>>

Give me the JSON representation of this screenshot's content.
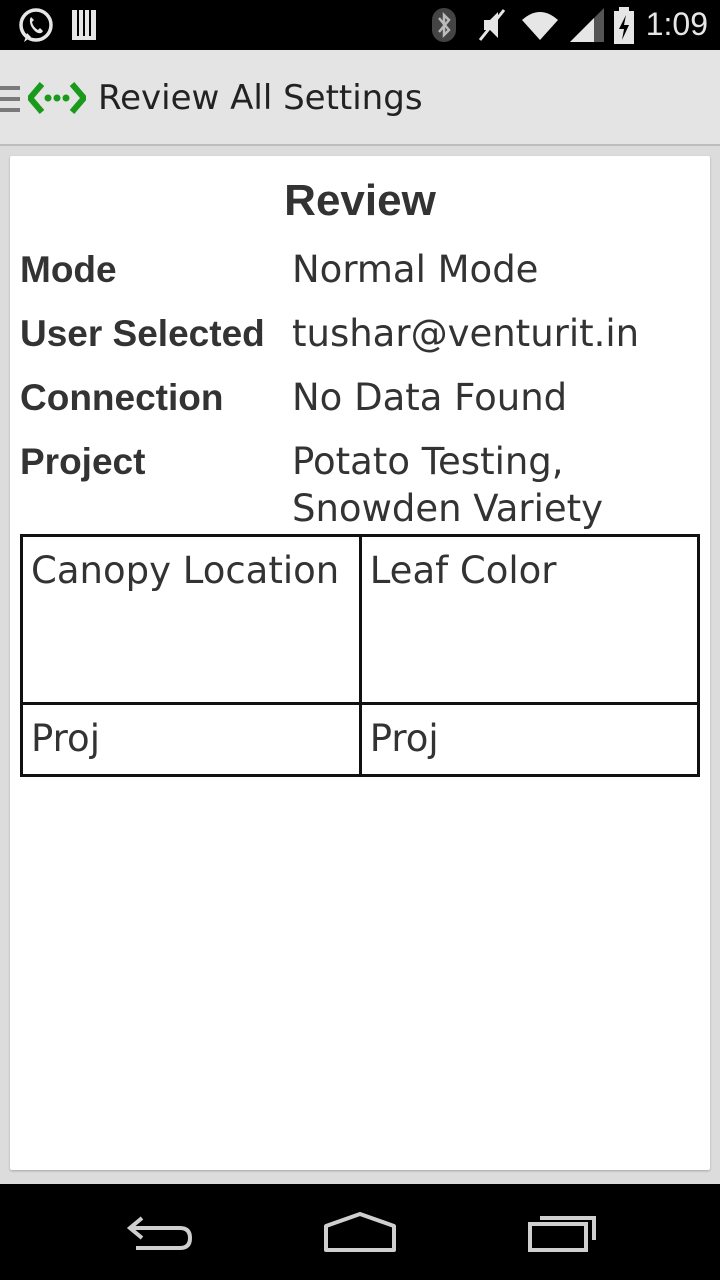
{
  "status_bar": {
    "time": "1:09",
    "icons": [
      "whatsapp-icon",
      "storage-icon",
      "bluetooth-icon",
      "mute-icon",
      "wifi-icon",
      "signal-icon",
      "battery-icon"
    ]
  },
  "action_bar": {
    "title": "Review All Settings",
    "accent_color": "#1a9a1a"
  },
  "review": {
    "heading": "Review",
    "rows": [
      {
        "label": "Mode",
        "value": "Normal Mode"
      },
      {
        "label": "User Selected",
        "value": "tushar@venturit.in"
      },
      {
        "label": "Connection",
        "value": "No Data Found"
      },
      {
        "label": "Project",
        "value": "Potato Testing,\nSnowden Variety"
      }
    ],
    "table": {
      "headers": [
        "Canopy Location",
        "Leaf Color"
      ],
      "rows": [
        [
          "Proj",
          "Proj"
        ]
      ]
    }
  },
  "nav_bar": {
    "buttons": [
      "back-icon",
      "home-icon",
      "recent-apps-icon"
    ]
  }
}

<<

• Exercise instructions
Exactly as written, return every line of the listing, but not the pictures.

• Answer for the task
Give me the JSON representation of this screenshot's content.
{
  "status_bar": {
    "time": "1:09",
    "icons": [
      "whatsapp-icon",
      "storage-icon",
      "bluetooth-icon",
      "mute-icon",
      "wifi-icon",
      "signal-icon",
      "battery-icon"
    ]
  },
  "action_bar": {
    "title": "Review All Settings",
    "accent_color": "#1a9a1a"
  },
  "review": {
    "heading": "Review",
    "rows": [
      {
        "label": "Mode",
        "value": "Normal Mode"
      },
      {
        "label": "User Selected",
        "value": "tushar@venturit.in"
      },
      {
        "label": "Connection",
        "value": "No Data Found"
      },
      {
        "label": "Project",
        "value": "Potato Testing,\nSnowden Variety"
      }
    ],
    "table": {
      "headers": [
        "Canopy Location",
        "Leaf Color"
      ],
      "rows": [
        [
          "Proj",
          "Proj"
        ]
      ]
    }
  },
  "nav_bar": {
    "buttons": [
      "back-icon",
      "home-icon",
      "recent-apps-icon"
    ]
  }
}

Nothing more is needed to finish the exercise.